→ **Exercise description**
Take every line from the material that has the word "радиочастотная" in it.

(Records from a collection)
########################################

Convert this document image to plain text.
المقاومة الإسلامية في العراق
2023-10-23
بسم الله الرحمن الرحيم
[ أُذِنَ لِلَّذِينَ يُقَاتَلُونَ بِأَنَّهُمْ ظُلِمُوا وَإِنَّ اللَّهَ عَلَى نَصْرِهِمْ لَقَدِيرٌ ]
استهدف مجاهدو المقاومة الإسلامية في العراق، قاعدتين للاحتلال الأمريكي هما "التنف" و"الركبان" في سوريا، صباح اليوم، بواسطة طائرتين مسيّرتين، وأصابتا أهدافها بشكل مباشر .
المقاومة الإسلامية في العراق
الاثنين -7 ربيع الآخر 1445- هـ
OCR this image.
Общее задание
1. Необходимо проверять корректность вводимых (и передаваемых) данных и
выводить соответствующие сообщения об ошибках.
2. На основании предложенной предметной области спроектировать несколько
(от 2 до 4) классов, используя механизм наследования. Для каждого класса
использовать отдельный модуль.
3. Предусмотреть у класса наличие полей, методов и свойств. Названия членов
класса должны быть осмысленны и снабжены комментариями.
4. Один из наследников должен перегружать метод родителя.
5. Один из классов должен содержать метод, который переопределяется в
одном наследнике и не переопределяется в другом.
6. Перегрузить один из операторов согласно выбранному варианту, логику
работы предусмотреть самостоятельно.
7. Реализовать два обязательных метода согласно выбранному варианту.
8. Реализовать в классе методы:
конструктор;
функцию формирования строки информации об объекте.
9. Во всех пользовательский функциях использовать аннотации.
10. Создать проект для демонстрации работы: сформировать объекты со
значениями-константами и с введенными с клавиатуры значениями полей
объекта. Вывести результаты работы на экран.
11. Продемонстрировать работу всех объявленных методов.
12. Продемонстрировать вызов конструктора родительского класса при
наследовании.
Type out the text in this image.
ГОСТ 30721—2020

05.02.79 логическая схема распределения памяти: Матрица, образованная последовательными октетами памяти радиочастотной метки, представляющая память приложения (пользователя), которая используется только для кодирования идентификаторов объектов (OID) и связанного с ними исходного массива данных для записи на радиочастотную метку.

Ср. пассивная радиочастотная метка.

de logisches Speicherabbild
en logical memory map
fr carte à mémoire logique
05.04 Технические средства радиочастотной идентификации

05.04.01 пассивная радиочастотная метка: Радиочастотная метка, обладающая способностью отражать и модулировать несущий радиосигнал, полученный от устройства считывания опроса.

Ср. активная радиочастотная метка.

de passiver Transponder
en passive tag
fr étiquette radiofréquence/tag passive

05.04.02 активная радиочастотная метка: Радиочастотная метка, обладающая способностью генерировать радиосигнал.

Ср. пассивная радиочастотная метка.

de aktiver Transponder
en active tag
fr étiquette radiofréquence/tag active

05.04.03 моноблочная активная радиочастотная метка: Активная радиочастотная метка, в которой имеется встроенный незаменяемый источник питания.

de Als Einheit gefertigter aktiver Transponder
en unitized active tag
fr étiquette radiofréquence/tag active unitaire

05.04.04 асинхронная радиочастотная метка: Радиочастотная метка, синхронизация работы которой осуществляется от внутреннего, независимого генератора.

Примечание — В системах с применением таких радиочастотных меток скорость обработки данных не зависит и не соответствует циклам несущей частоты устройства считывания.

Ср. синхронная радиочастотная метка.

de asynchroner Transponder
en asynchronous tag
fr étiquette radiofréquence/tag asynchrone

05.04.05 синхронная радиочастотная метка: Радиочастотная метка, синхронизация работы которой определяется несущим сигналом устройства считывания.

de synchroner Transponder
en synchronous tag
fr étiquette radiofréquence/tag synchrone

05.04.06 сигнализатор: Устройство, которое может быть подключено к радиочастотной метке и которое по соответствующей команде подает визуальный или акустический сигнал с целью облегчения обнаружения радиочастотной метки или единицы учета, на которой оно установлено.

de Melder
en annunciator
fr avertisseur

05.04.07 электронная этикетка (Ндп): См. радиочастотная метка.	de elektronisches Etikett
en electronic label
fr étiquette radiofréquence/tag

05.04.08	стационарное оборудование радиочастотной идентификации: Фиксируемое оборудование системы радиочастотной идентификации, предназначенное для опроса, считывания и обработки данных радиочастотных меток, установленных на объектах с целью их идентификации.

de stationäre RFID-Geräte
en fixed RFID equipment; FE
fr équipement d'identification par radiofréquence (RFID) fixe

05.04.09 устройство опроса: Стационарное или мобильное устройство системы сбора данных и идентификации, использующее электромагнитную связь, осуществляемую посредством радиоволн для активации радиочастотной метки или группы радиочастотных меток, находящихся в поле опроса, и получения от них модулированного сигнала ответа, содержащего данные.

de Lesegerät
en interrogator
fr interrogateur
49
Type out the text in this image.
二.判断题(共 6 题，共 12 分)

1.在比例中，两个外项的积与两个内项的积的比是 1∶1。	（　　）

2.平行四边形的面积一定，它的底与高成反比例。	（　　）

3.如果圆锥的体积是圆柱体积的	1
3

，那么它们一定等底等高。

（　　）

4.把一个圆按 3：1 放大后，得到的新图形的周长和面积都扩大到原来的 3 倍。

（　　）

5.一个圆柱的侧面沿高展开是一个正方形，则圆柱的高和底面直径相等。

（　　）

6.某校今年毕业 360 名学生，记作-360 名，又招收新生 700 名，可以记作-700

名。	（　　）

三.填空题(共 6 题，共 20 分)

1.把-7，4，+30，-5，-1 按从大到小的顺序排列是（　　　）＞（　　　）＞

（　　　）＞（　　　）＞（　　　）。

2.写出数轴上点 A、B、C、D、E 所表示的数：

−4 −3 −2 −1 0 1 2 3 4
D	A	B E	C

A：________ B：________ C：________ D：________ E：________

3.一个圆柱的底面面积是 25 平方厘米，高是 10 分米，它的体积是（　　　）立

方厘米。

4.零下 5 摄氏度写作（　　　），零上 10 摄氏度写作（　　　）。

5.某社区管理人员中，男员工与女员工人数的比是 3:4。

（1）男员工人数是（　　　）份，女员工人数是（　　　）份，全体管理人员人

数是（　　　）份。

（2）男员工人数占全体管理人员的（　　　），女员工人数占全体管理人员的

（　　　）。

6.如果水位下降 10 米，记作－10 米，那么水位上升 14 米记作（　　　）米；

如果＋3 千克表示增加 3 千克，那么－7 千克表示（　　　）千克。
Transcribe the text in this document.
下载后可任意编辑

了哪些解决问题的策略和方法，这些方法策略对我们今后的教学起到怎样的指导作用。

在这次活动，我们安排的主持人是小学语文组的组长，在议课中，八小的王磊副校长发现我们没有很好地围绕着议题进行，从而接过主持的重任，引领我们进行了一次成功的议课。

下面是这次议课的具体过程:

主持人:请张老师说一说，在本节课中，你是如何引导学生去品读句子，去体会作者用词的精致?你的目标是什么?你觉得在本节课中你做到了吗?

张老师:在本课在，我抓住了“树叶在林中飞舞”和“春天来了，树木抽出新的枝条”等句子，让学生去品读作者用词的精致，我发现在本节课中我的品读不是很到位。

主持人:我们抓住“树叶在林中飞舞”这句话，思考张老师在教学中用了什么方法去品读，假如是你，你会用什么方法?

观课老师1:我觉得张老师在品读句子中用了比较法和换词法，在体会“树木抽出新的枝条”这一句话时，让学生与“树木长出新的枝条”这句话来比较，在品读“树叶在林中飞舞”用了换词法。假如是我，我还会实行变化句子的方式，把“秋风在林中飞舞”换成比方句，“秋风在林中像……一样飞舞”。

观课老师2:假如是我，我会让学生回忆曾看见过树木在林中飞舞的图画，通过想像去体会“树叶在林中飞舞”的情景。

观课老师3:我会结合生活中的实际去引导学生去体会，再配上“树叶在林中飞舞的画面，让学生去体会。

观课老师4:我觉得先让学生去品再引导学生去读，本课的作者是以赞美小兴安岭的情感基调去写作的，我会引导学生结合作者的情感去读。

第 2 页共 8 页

########################################

→ **Complete response**
Ср. пассивная радиочастотная метка.
05.04.01 пассивная радиочастотная метка: Радиочастотная метка, обладающая способностью отражать и модулировать несущий радиосигнал, полученный от устройства считывания опроса.
Ср. активная радиочастотная метка.
05.04.02 активная радиочастотная метка: Радиочастотная метка, обладающая способностью генерировать радиосигнал.
Ср. пассивная радиочастотная метка.
05.04.03 моноблочная активная радиочастотная метка: Активная радиочастотная метка, в которой имеется встроенный незаменяемый источник питания.
05.04.04 асинхронная радиочастотная метка: Радиочастотная метка, синхронизация работы которой осуществляется от внутреннего, независимого генератора.
Ср. синхронная радиочастотная метка.
05.04.05 синхронная радиочастотная метка: Радиочастотная метка, синхронизация работы которой определяется несущим сигналом устройства считывания.
05.04.07 электронная этикетка (Ндп): См. радиочастотная метка.	de elektronisches Etikett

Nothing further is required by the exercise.